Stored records

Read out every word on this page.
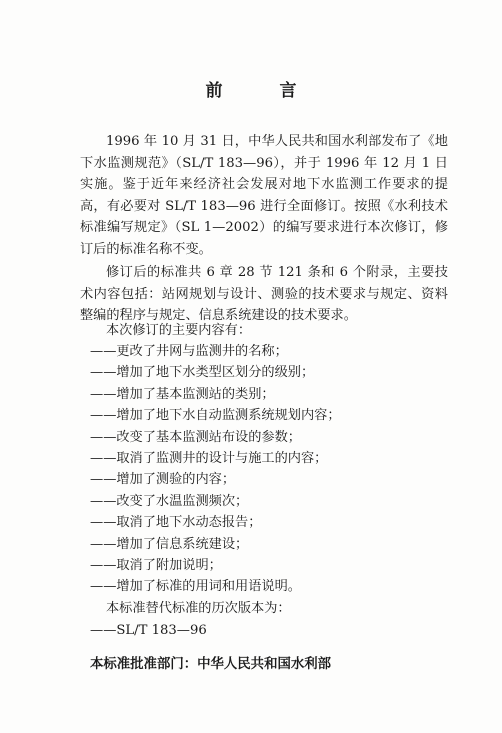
前　言

1996 年 10 月 31 日，中华人民共和国水利部发布了《地下水监测规范》（SL/T 183—96），并于 1996 年 12 月 1 日实施。鉴于近年来经济社会发展对地下水监测工作要求的提高，有必要对 SL/T 183—96 进行全面修订。按照《水利技术标准编写规定》（SL 1—2002）的编写要求进行本次修订，修订后的标准名称不变。

修订后的标准共 6 章 28 节 121 条和 6 个附录，主要技术内容包括：站网规划与设计、测验的技术要求与规定、资料整编的程序与规定、信息系统建设的技术要求。

本次修订的主要内容有：

——更改了井网与监测井的名称；
——增加了地下水类型区划分的级别；
——增加了基本监测站的类别；
——增加了地下水自动监测系统规划内容；
——改变了基本监测站布设的参数；
——取消了监测井的设计与施工的内容；
——增加了测验的内容；
——改变了水温监测频次；
——取消了地下水动态报告；
——增加了信息系统建设；
——取消了附加说明；
——增加了标准的用词和用语说明。

本标准替代标准的历次版本为：

——SL/T 183—96
本标准批准部门：中华人民共和国水利部
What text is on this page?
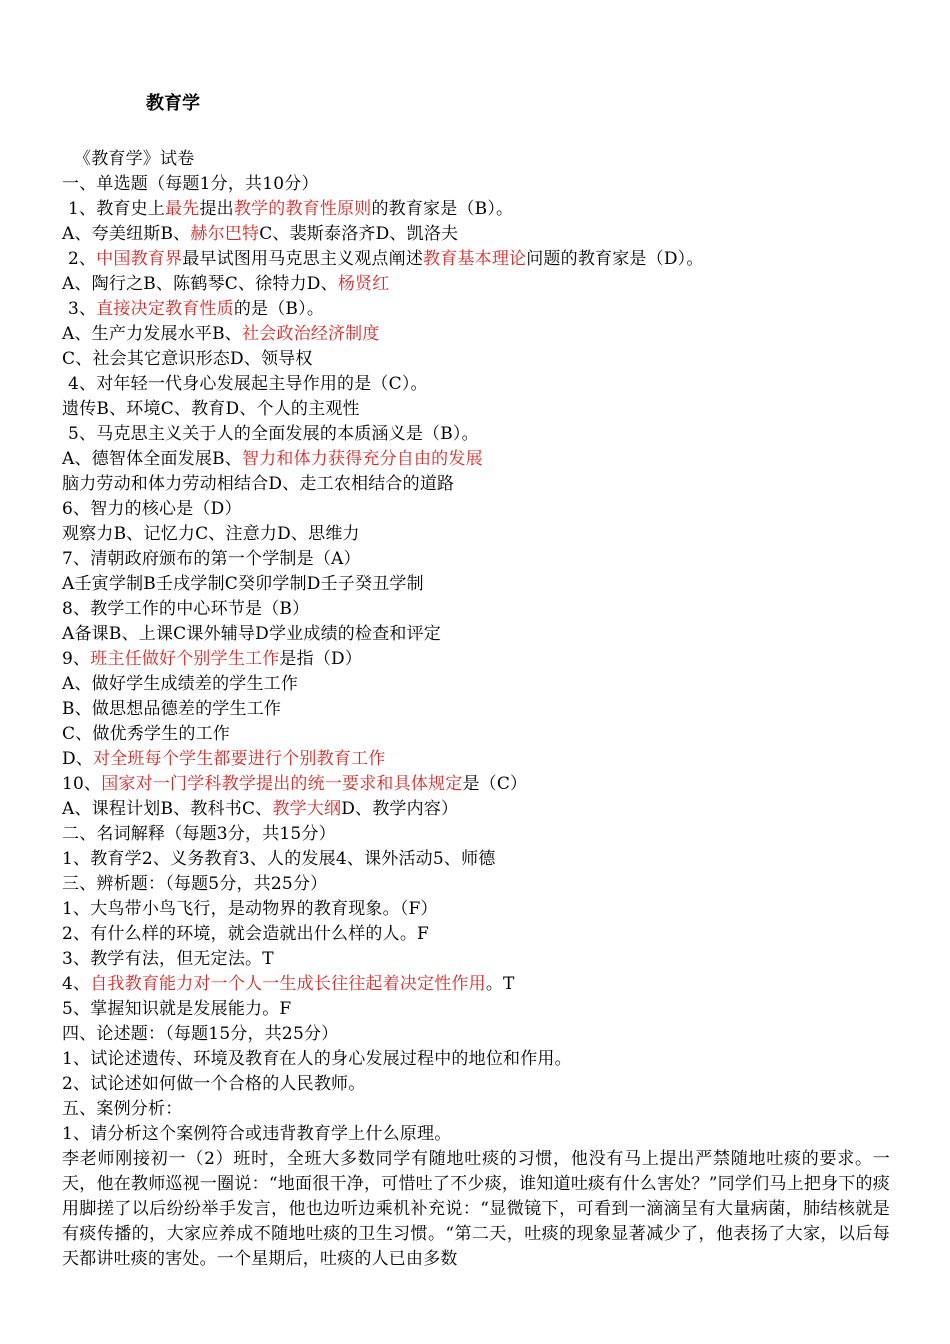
教育学
《教育学》试卷
一、单选题（每题1分，共10分）
1、教育史上最先提出教学的教育性原则的教育家是（B）。
A、夸美纽斯B、赫尔巴特C、裴斯泰洛齐D、凯洛夫
2、中国教育界最早试图用马克思主义观点阐述教育基本理论问题的教育家是（D）。
A、陶行之B、陈鹤琴C、徐特力D、杨贤红
3、直接决定教育性质的是（B）。
A、生产力发展水平B、社会政治经济制度
C、社会其它意识形态D、领导权
4、对年轻一代身心发展起主导作用的是（C）。
遗传B、环境C、教育D、个人的主观性
5、马克思主义关于人的全面发展的本质涵义是（B）。
A、德智体全面发展B、智力和体力获得充分自由的发展
脑力劳动和体力劳动相结合D、走工农相结合的道路
6、智力的核心是（D）
观察力B、记忆力C、注意力D、思维力
7、清朝政府颁布的第一个学制是（A）
A壬寅学制B壬戌学制C癸卯学制D壬子癸丑学制
8、教学工作的中心环节是（B）
A备课B、上课C课外辅导D学业成绩的检查和评定
9、班主任做好个别学生工作是指（D）
A、做好学生成绩差的学生工作
B、做思想品德差的学生工作
C、做优秀学生的工作
D、对全班每个学生都要进行个别教育工作
10、国家对一门学科教学提出的统一要求和具体规定是（C）
A、课程计划B、教科书C、教学大纲D、教学内容）
二、名词解释（每题3分，共15分）
1、教育学2、义务教育3、人的发展4、课外活动5、师德
三、辨析题：（每题5分，共25分）
1、大鸟带小鸟飞行，是动物界的教育现象。（F）
2、有什么样的环境，就会造就出什么样的人。F
3、教学有法，但无定法。T
4、自我教育能力对一个人一生成长往往起着决定性作用。T
5、掌握知识就是发展能力。F
四、论述题：（每题15分，共25分）
1、试论述遗传、环境及教育在人的身心发展过程中的地位和作用。
2、试论述如何做一个合格的人民教师。
五、案例分析：
1、请分析这个案例符合或违背教育学上什么原理。
李老师刚接初一（2）班时，全班大多数同学有随地吐痰的习惯，他没有马上提出严禁随地吐痰的要求。一天，他在教师巡视一圈说：“地面很干净，可惜吐了不少痰，谁知道吐痰有什么害处？”同学们马上把身下的痰用脚搓了以后纷纷举手发言，他也边听边乘机补充说：“显微镜下，可看到一滴滴呈有大量病菌，肺结核就是有痰传播的，大家应养成不随地吐痰的卫生习惯。“第二天，吐痰的现象显著减少了，他表扬了大家，以后每天都讲吐痰的害处。一个星期后，吐痰的人已由多数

### What the exercise asks
Transcribe all entries above exactly. Drop the pictures.

### Completed task
Read out every word on this page.
前　言

1996 年 10 月 31 日，中华人民共和国水利部发布了《地下水监测规范》（SL/T 183—96），并于 1996 年 12 月 1 日实施。鉴于近年来经济社会发展对地下水监测工作要求的提高，有必要对 SL/T 183—96 进行全面修订。按照《水利技术标准编写规定》（SL 1—2002）的编写要求进行本次修订，修订后的标准名称不变。

修订后的标准共 6 章 28 节 121 条和 6 个附录，主要技术内容包括：站网规划与设计、测验的技术要求与规定、资料整编的程序与规定、信息系统建设的技术要求。

本次修订的主要内容有：

——更改了井网与监测井的名称；
——增加了地下水类型区划分的级别；
——增加了基本监测站的类别；
——增加了地下水自动监测系统规划内容；
——改变了基本监测站布设的参数；
——取消了监测井的设计与施工的内容；
——增加了测验的内容；
——改变了水温监测频次；
——取消了地下水动态报告；
——增加了信息系统建设；
——取消了附加说明；
——增加了标准的用词和用语说明。

本标准替代标准的历次版本为：

——SL/T 183—96
本标准批准部门：中华人民共和国水利部
What text is on this page?
教育学
《教育学》试卷
一、单选题（每题1分，共10分）
1、教育史上最先提出教学的教育性原则的教育家是（B）。
A、夸美纽斯B、赫尔巴特C、裴斯泰洛齐D、凯洛夫
2、中国教育界最早试图用马克思主义观点阐述教育基本理论问题的教育家是（D）。
A、陶行之B、陈鹤琴C、徐特力D、杨贤红
3、直接决定教育性质的是（B）。
A、生产力发展水平B、社会政治经济制度
C、社会其它意识形态D、领导权
4、对年轻一代身心发展起主导作用的是（C）。
遗传B、环境C、教育D、个人的主观性
5、马克思主义关于人的全面发展的本质涵义是（B）。
A、德智体全面发展B、智力和体力获得充分自由的发展
脑力劳动和体力劳动相结合D、走工农相结合的道路
6、智力的核心是（D）
观察力B、记忆力C、注意力D、思维力
7、清朝政府颁布的第一个学制是（A）
A壬寅学制B壬戌学制C癸卯学制D壬子癸丑学制
8、教学工作的中心环节是（B）
A备课B、上课C课外辅导D学业成绩的检查和评定
9、班主任做好个别学生工作是指（D）
A、做好学生成绩差的学生工作
B、做思想品德差的学生工作
C、做优秀学生的工作
D、对全班每个学生都要进行个别教育工作
10、国家对一门学科教学提出的统一要求和具体规定是（C）
A、课程计划B、教科书C、教学大纲D、教学内容）
二、名词解释（每题3分，共15分）
1、教育学2、义务教育3、人的发展4、课外活动5、师德
三、辨析题：（每题5分，共25分）
1、大鸟带小鸟飞行，是动物界的教育现象。（F）
2、有什么样的环境，就会造就出什么样的人。F
3、教学有法，但无定法。T
4、自我教育能力对一个人一生成长往往起着决定性作用。T
5、掌握知识就是发展能力。F
四、论述题：（每题15分，共25分）
1、试论述遗传、环境及教育在人的身心发展过程中的地位和作用。
2、试论述如何做一个合格的人民教师。
五、案例分析：
1、请分析这个案例符合或违背教育学上什么原理。
李老师刚接初一（2）班时，全班大多数同学有随地吐痰的习惯，他没有马上提出严禁随地吐痰的要求。一天，他在教师巡视一圈说：“地面很干净，可惜吐了不少痰，谁知道吐痰有什么害处？”同学们马上把身下的痰用脚搓了以后纷纷举手发言，他也边听边乘机补充说：“显微镜下，可看到一滴滴呈有大量病菌，肺结核就是有痰传播的，大家应养成不随地吐痰的卫生习惯。“第二天，吐痰的现象显著减少了，他表扬了大家，以后每天都讲吐痰的害处。一个星期后，吐痰的人已由多数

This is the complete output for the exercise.